##### RECORDS FOR PROCESSING #####
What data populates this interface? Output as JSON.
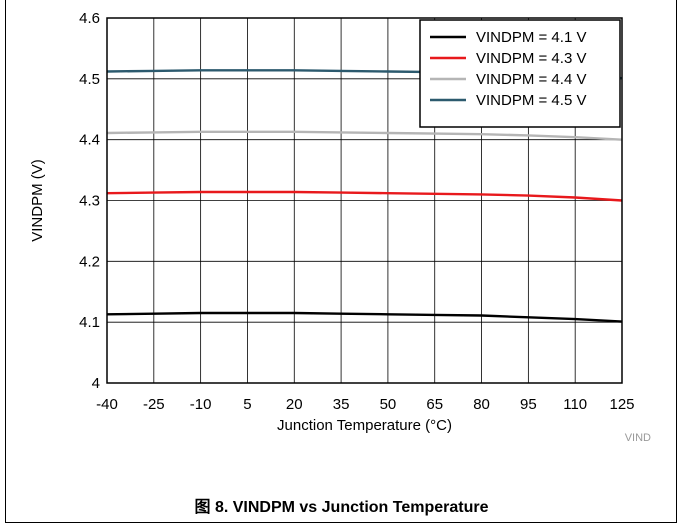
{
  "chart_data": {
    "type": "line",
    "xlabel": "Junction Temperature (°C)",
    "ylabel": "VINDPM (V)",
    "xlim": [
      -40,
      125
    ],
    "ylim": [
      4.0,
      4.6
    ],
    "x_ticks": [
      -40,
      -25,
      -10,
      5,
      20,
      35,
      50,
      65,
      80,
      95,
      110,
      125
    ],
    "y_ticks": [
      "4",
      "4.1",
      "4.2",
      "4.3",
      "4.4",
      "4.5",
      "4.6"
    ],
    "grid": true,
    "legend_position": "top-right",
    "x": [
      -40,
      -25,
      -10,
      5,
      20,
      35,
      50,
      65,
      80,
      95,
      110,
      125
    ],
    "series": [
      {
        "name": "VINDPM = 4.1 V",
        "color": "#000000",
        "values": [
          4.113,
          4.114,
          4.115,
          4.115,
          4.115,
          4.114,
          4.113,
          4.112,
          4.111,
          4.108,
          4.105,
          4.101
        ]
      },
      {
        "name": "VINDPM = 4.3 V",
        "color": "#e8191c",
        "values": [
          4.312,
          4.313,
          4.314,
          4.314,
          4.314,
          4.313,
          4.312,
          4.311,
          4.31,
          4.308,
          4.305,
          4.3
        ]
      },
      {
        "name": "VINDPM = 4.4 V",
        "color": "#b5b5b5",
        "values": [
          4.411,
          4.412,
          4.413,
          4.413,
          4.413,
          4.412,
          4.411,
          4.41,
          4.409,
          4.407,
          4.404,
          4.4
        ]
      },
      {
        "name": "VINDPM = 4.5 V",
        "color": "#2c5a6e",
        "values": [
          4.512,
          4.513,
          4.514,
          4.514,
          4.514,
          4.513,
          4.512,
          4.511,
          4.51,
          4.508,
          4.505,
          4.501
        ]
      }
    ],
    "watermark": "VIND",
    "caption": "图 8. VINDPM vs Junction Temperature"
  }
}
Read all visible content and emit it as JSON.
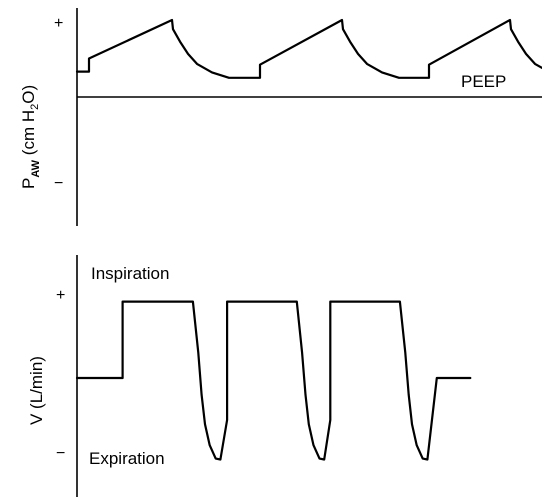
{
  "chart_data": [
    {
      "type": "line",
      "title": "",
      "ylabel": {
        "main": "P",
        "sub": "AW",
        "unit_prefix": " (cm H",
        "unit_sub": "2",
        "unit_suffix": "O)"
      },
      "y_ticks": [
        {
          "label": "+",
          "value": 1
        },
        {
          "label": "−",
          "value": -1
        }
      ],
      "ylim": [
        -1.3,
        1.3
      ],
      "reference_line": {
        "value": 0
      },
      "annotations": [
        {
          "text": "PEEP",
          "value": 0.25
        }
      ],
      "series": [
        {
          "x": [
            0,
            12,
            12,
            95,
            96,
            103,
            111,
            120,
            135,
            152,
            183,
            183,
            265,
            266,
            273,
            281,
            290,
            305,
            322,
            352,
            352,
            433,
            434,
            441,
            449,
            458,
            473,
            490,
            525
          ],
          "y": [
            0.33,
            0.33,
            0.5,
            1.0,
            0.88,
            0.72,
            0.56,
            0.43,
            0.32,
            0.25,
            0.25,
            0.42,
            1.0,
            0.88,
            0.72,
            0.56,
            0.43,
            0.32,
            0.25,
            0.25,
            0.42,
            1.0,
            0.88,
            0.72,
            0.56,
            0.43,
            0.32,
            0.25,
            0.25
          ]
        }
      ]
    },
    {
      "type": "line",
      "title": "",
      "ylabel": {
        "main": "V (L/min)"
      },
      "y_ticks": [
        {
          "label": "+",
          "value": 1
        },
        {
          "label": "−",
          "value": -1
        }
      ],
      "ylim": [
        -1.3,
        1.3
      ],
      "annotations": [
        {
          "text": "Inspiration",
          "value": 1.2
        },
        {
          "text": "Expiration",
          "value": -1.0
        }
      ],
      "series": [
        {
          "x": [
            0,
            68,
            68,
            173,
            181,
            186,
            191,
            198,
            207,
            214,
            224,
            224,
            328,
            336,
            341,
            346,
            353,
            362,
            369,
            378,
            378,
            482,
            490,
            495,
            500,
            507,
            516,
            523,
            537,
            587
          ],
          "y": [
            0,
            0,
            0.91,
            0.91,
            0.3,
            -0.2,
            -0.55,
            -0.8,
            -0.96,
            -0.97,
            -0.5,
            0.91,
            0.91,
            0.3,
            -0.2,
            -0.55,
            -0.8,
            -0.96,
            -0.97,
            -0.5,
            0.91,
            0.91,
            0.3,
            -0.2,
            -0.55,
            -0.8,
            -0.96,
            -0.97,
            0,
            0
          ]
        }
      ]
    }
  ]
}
#####
- THE EXERCISE: Return each line from the material above exactly, but not the pictures.

- FINISHED ANSWER:
What data populates this interface? Output as JSON.
{
  "chart_data": {
    "type": "line",
    "xlabel": "Junction Temperature (°C)",
    "ylabel": "VINDPM (V)",
    "xlim": [
      -40,
      125
    ],
    "ylim": [
      4.0,
      4.6
    ],
    "x_ticks": [
      -40,
      -25,
      -10,
      5,
      20,
      35,
      50,
      65,
      80,
      95,
      110,
      125
    ],
    "y_ticks": [
      "4",
      "4.1",
      "4.2",
      "4.3",
      "4.4",
      "4.5",
      "4.6"
    ],
    "grid": true,
    "legend_position": "top-right",
    "x": [
      -40,
      -25,
      -10,
      5,
      20,
      35,
      50,
      65,
      80,
      95,
      110,
      125
    ],
    "series": [
      {
        "name": "VINDPM = 4.1 V",
        "color": "#000000",
        "values": [
          4.113,
          4.114,
          4.115,
          4.115,
          4.115,
          4.114,
          4.113,
          4.112,
          4.111,
          4.108,
          4.105,
          4.101
        ]
      },
      {
        "name": "VINDPM = 4.3 V",
        "color": "#e8191c",
        "values": [
          4.312,
          4.313,
          4.314,
          4.314,
          4.314,
          4.313,
          4.312,
          4.311,
          4.31,
          4.308,
          4.305,
          4.3
        ]
      },
      {
        "name": "VINDPM = 4.4 V",
        "color": "#b5b5b5",
        "values": [
          4.411,
          4.412,
          4.413,
          4.413,
          4.413,
          4.412,
          4.411,
          4.41,
          4.409,
          4.407,
          4.404,
          4.4
        ]
      },
      {
        "name": "VINDPM = 4.5 V",
        "color": "#2c5a6e",
        "values": [
          4.512,
          4.513,
          4.514,
          4.514,
          4.514,
          4.513,
          4.512,
          4.511,
          4.51,
          4.508,
          4.505,
          4.501
        ]
      }
    ],
    "watermark": "VIND",
    "caption": "图 8. VINDPM vs Junction Temperature"
  }
}
Read all visible content and emit it as JSON.
{
  "chart_data": [
    {
      "type": "line",
      "title": "",
      "ylabel": {
        "main": "P",
        "sub": "AW",
        "unit_prefix": " (cm H",
        "unit_sub": "2",
        "unit_suffix": "O)"
      },
      "y_ticks": [
        {
          "label": "+",
          "value": 1
        },
        {
          "label": "−",
          "value": -1
        }
      ],
      "ylim": [
        -1.3,
        1.3
      ],
      "reference_line": {
        "value": 0
      },
      "annotations": [
        {
          "text": "PEEP",
          "value": 0.25
        }
      ],
      "series": [
        {
          "x": [
            0,
            12,
            12,
            95,
            96,
            103,
            111,
            120,
            135,
            152,
            183,
            183,
            265,
            266,
            273,
            281,
            290,
            305,
            322,
            352,
            352,
            433,
            434,
            441,
            449,
            458,
            473,
            490,
            525
          ],
          "y": [
            0.33,
            0.33,
            0.5,
            1.0,
            0.88,
            0.72,
            0.56,
            0.43,
            0.32,
            0.25,
            0.25,
            0.42,
            1.0,
            0.88,
            0.72,
            0.56,
            0.43,
            0.32,
            0.25,
            0.25,
            0.42,
            1.0,
            0.88,
            0.72,
            0.56,
            0.43,
            0.32,
            0.25,
            0.25
          ]
        }
      ]
    },
    {
      "type": "line",
      "title": "",
      "ylabel": {
        "main": "V (L/min)"
      },
      "y_ticks": [
        {
          "label": "+",
          "value": 1
        },
        {
          "label": "−",
          "value": -1
        }
      ],
      "ylim": [
        -1.3,
        1.3
      ],
      "annotations": [
        {
          "text": "Inspiration",
          "value": 1.2
        },
        {
          "text": "Expiration",
          "value": -1.0
        }
      ],
      "series": [
        {
          "x": [
            0,
            68,
            68,
            173,
            181,
            186,
            191,
            198,
            207,
            214,
            224,
            224,
            328,
            336,
            341,
            346,
            353,
            362,
            369,
            378,
            378,
            482,
            490,
            495,
            500,
            507,
            516,
            523,
            537,
            587
          ],
          "y": [
            0,
            0,
            0.91,
            0.91,
            0.3,
            -0.2,
            -0.55,
            -0.8,
            -0.96,
            -0.97,
            -0.5,
            0.91,
            0.91,
            0.3,
            -0.2,
            -0.55,
            -0.8,
            -0.96,
            -0.97,
            -0.5,
            0.91,
            0.91,
            0.3,
            -0.2,
            -0.55,
            -0.8,
            -0.96,
            -0.97,
            0,
            0
          ]
        }
      ]
    }
  ]
}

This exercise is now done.